> Requirements
Search the data for the word "Increase" and copy every line where it occurs.

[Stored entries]

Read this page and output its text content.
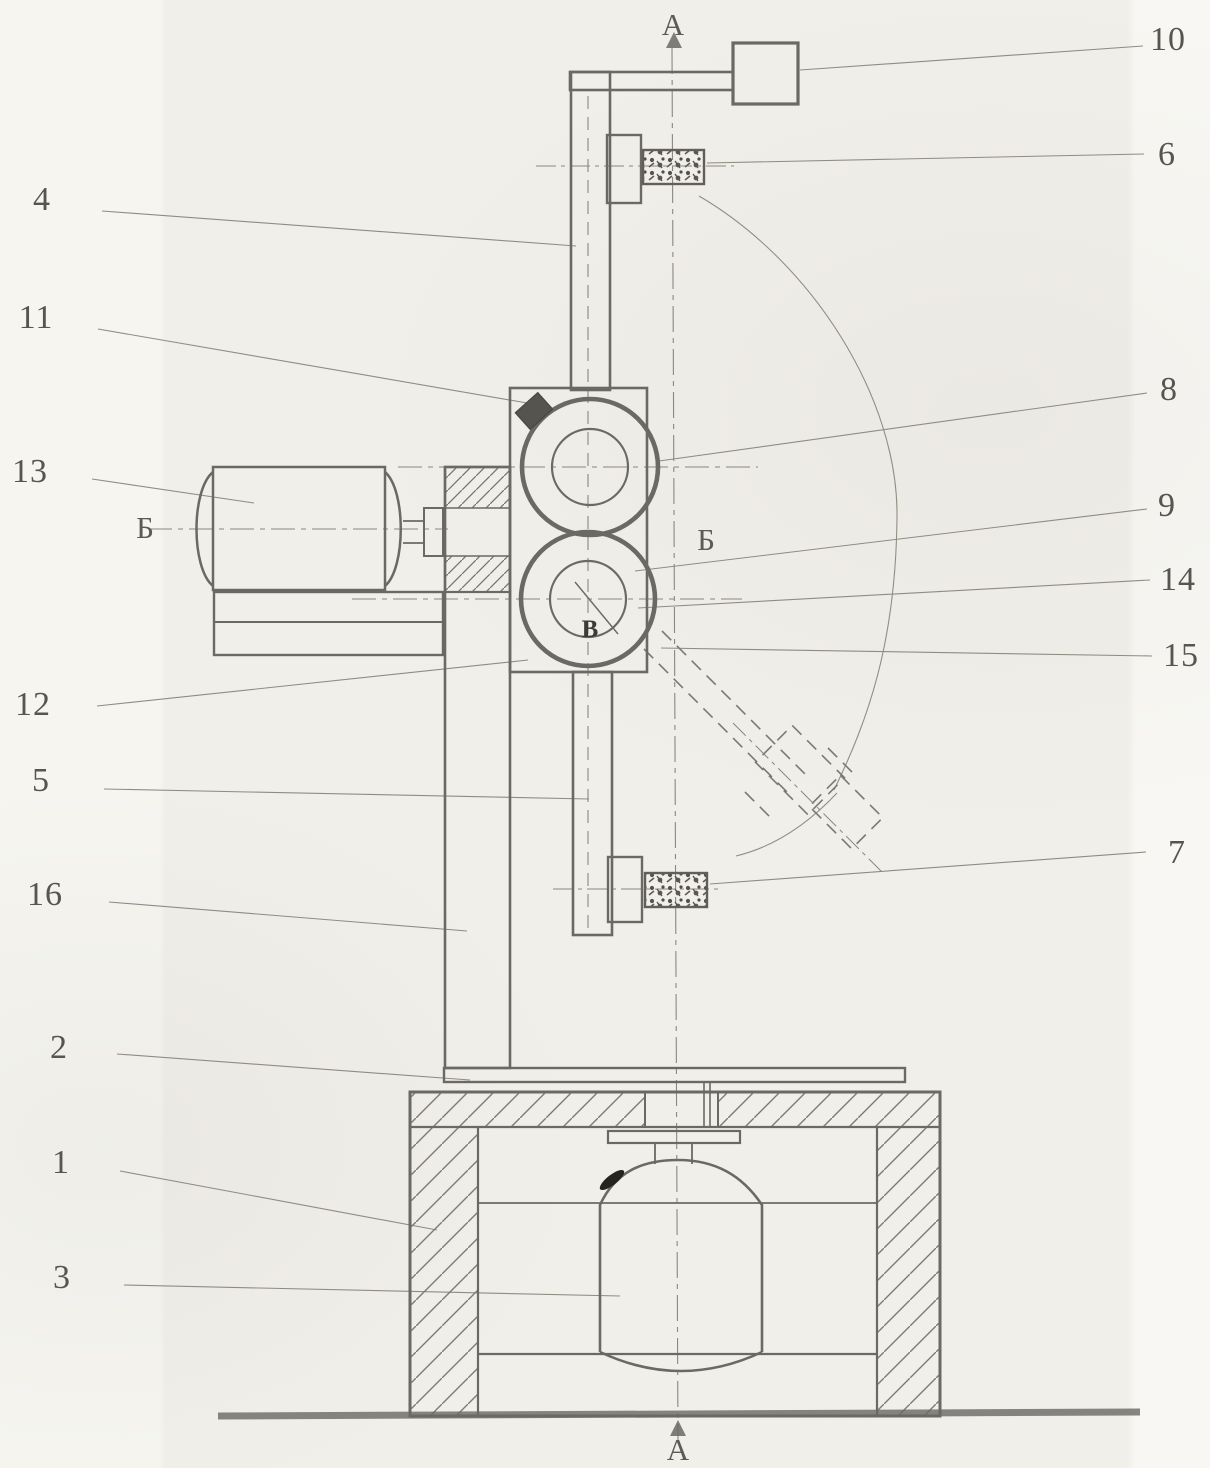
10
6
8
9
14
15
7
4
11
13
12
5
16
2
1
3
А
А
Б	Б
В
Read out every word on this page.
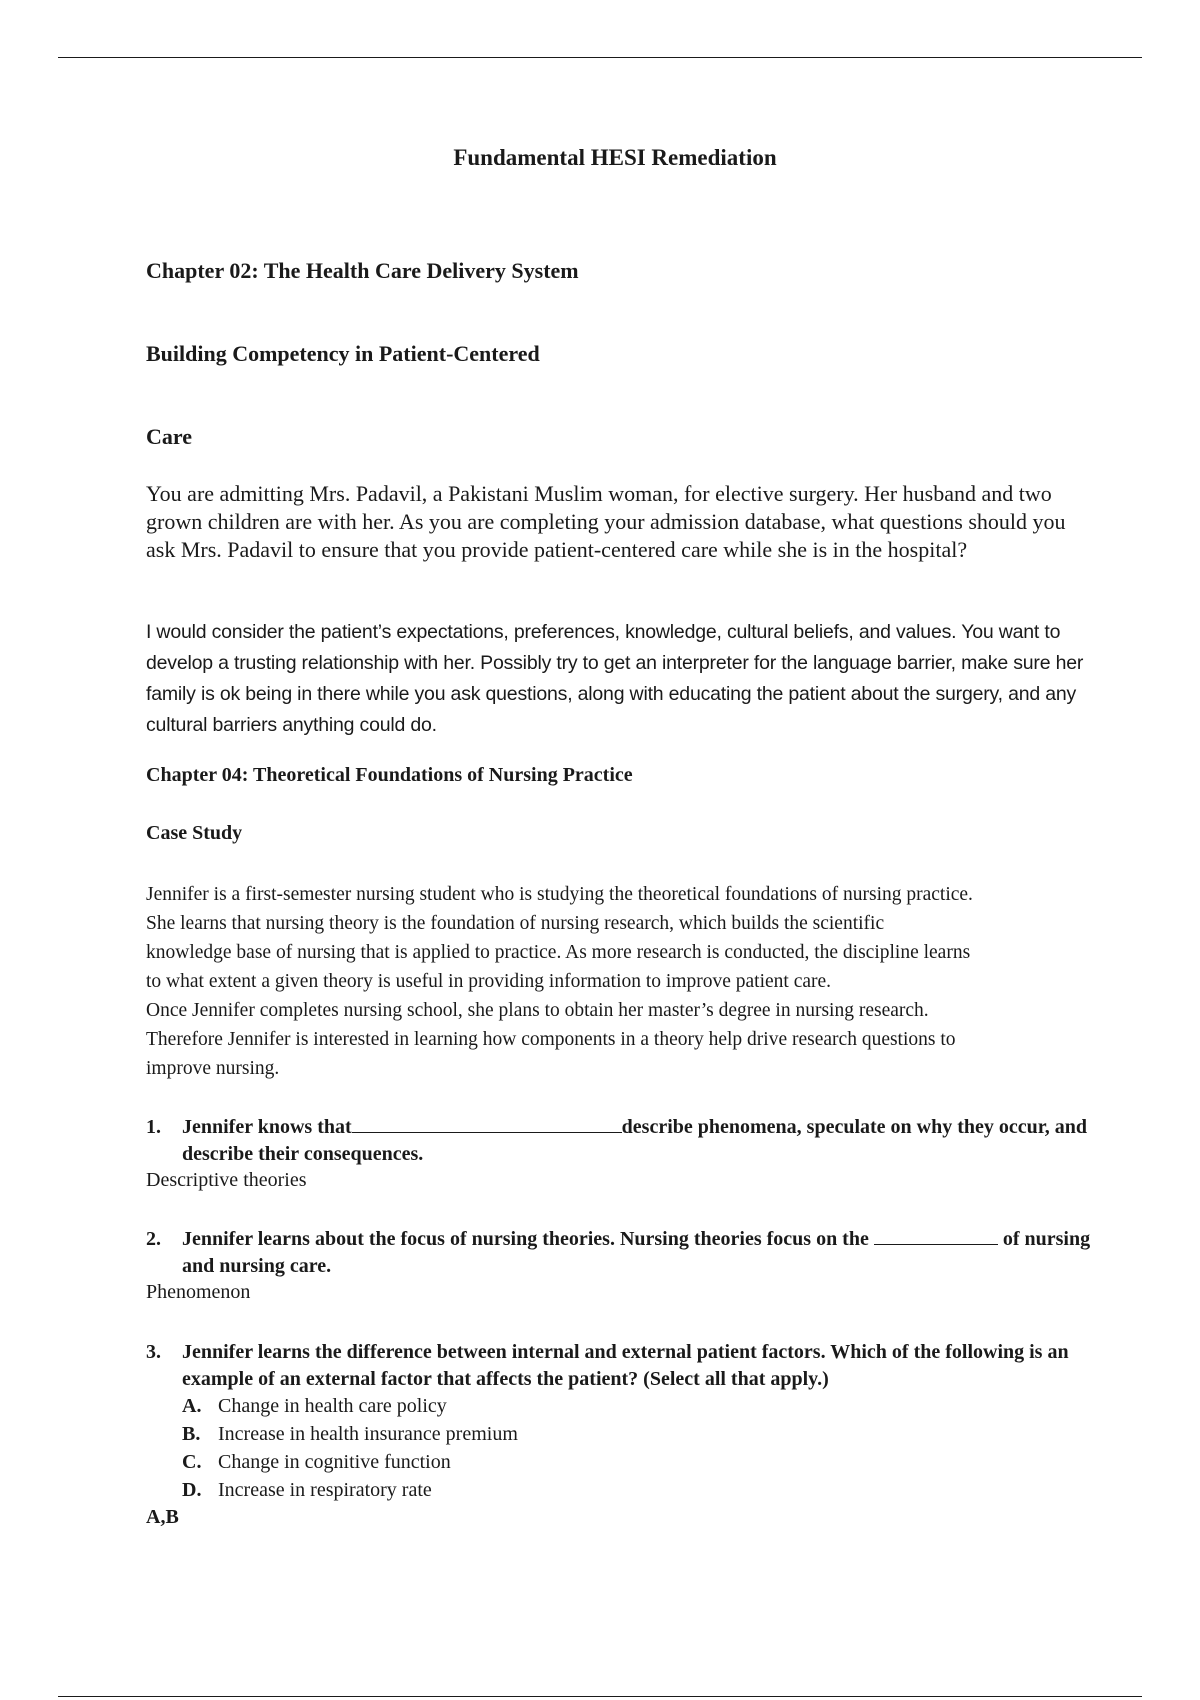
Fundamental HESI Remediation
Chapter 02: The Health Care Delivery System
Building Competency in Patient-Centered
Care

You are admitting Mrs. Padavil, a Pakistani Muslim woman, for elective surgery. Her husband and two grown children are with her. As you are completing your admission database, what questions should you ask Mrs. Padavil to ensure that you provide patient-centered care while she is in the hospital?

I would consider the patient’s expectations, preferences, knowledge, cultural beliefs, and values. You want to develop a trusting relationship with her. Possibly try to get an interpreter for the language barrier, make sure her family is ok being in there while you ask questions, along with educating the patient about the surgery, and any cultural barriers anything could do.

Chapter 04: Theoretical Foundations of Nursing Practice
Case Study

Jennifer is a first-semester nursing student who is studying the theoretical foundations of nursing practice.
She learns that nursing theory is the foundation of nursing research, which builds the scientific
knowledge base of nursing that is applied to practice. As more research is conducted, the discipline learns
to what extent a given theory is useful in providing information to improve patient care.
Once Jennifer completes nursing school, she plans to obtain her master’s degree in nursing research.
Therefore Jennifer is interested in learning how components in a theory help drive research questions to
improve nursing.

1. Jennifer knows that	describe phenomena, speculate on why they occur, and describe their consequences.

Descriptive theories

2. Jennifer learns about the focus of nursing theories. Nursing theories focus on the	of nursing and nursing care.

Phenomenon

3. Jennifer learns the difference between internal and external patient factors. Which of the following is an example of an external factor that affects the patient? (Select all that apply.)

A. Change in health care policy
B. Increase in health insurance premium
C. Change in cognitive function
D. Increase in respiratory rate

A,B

> Response below
B. Increase in health insurance premium
D. Increase in respiratory rate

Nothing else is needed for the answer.